Transcribe the lines below verbatim, skipping the images.

---------- DATA FOR THIS EXERCISE ----------

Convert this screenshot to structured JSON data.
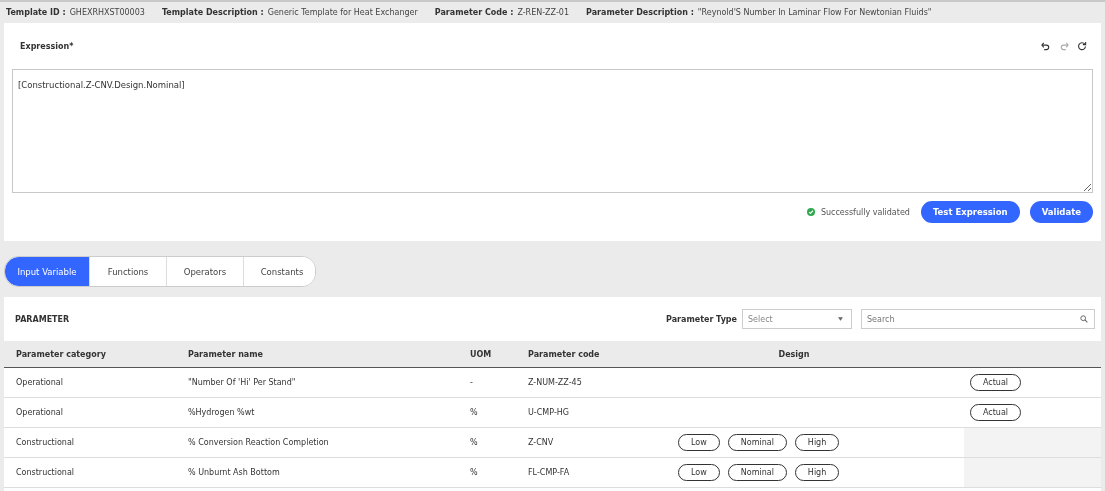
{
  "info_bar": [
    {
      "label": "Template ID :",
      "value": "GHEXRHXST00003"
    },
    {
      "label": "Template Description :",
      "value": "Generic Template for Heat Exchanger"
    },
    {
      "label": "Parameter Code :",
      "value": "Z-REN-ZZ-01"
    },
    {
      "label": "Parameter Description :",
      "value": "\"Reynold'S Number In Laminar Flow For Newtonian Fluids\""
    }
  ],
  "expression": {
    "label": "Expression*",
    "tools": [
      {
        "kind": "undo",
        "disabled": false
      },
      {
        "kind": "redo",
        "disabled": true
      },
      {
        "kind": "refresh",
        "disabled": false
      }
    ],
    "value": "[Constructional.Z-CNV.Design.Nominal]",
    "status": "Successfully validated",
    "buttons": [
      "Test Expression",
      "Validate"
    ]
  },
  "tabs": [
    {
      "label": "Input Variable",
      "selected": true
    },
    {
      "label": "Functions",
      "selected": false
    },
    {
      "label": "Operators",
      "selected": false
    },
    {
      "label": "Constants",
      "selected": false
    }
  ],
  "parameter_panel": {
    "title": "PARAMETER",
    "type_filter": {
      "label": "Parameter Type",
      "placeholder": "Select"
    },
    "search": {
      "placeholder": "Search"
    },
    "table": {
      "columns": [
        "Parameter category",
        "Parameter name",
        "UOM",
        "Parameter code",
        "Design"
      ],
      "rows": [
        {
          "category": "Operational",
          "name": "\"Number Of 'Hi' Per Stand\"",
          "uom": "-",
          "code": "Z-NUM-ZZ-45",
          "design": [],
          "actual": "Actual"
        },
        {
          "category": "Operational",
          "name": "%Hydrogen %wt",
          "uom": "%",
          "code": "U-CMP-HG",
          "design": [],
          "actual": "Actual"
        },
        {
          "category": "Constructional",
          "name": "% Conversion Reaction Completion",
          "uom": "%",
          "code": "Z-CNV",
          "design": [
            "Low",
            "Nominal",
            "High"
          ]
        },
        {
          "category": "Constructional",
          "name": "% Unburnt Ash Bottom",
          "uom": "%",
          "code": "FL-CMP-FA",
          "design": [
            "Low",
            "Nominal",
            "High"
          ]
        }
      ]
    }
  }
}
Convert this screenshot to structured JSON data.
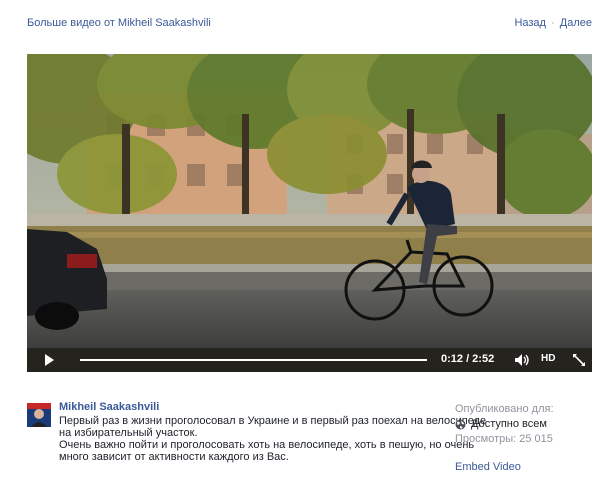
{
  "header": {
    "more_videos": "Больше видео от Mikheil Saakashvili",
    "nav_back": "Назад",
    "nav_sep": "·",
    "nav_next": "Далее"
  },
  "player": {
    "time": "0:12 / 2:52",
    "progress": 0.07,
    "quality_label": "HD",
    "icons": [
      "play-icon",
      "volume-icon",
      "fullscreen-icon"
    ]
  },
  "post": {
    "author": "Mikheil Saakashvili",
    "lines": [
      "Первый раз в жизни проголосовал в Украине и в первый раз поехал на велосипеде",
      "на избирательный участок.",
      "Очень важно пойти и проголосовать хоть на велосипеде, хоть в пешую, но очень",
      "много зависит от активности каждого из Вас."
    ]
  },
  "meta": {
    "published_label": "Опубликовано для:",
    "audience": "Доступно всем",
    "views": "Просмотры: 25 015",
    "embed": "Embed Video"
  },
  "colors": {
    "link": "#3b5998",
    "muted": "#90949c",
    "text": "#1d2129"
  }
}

----------

● **RESPONSE TO THE TASK**
Convert this screenshot to structured JSON data.
{
  "info_bar": [
    {
      "label": "Template ID :",
      "value": "GHEXRHXST00003"
    },
    {
      "label": "Template Description :",
      "value": "Generic Template for Heat Exchanger"
    },
    {
      "label": "Parameter Code :",
      "value": "Z-REN-ZZ-01"
    },
    {
      "label": "Parameter Description :",
      "value": "\"Reynold'S Number In Laminar Flow For Newtonian Fluids\""
    }
  ],
  "expression": {
    "label": "Expression*",
    "tools": [
      {
        "kind": "undo",
        "disabled": false
      },
      {
        "kind": "redo",
        "disabled": true
      },
      {
        "kind": "refresh",
        "disabled": false
      }
    ],
    "value": "[Constructional.Z-CNV.Design.Nominal]",
    "status": "Successfully validated",
    "buttons": [
      "Test Expression",
      "Validate"
    ]
  },
  "tabs": [
    {
      "label": "Input Variable",
      "selected": true
    },
    {
      "label": "Functions",
      "selected": false
    },
    {
      "label": "Operators",
      "selected": false
    },
    {
      "label": "Constants",
      "selected": false
    }
  ],
  "parameter_panel": {
    "title": "PARAMETER",
    "type_filter": {
      "label": "Parameter Type",
      "placeholder": "Select"
    },
    "search": {
      "placeholder": "Search"
    },
    "table": {
      "columns": [
        "Parameter category",
        "Parameter name",
        "UOM",
        "Parameter code",
        "Design"
      ],
      "rows": [
        {
          "category": "Operational",
          "name": "\"Number Of 'Hi' Per Stand\"",
          "uom": "-",
          "code": "Z-NUM-ZZ-45",
          "design": [],
          "actual": "Actual"
        },
        {
          "category": "Operational",
          "name": "%Hydrogen %wt",
          "uom": "%",
          "code": "U-CMP-HG",
          "design": [],
          "actual": "Actual"
        },
        {
          "category": "Constructional",
          "name": "% Conversion Reaction Completion",
          "uom": "%",
          "code": "Z-CNV",
          "design": [
            "Low",
            "Nominal",
            "High"
          ]
        },
        {
          "category": "Constructional",
          "name": "% Unburnt Ash Bottom",
          "uom": "%",
          "code": "FL-CMP-FA",
          "design": [
            "Low",
            "Nominal",
            "High"
          ]
        }
      ]
    }
  }
}
Convert this screenshot to structured JSON data.
{
  "header": {
    "more_videos": "Больше видео от Mikheil Saakashvili",
    "nav_back": "Назад",
    "nav_sep": "·",
    "nav_next": "Далее"
  },
  "player": {
    "time": "0:12 / 2:52",
    "progress": 0.07,
    "quality_label": "HD",
    "icons": [
      "play-icon",
      "volume-icon",
      "fullscreen-icon"
    ]
  },
  "post": {
    "author": "Mikheil Saakashvili",
    "lines": [
      "Первый раз в жизни проголосовал в Украине и в первый раз поехал на велосипеде",
      "на избирательный участок.",
      "Очень важно пойти и проголосовать хоть на велосипеде, хоть в пешую, но очень",
      "много зависит от активности каждого из Вас."
    ]
  },
  "meta": {
    "published_label": "Опубликовано для:",
    "audience": "Доступно всем",
    "views": "Просмотры: 25 015",
    "embed": "Embed Video"
  },
  "colors": {
    "link": "#3b5998",
    "muted": "#90949c",
    "text": "#1d2129"
  }
}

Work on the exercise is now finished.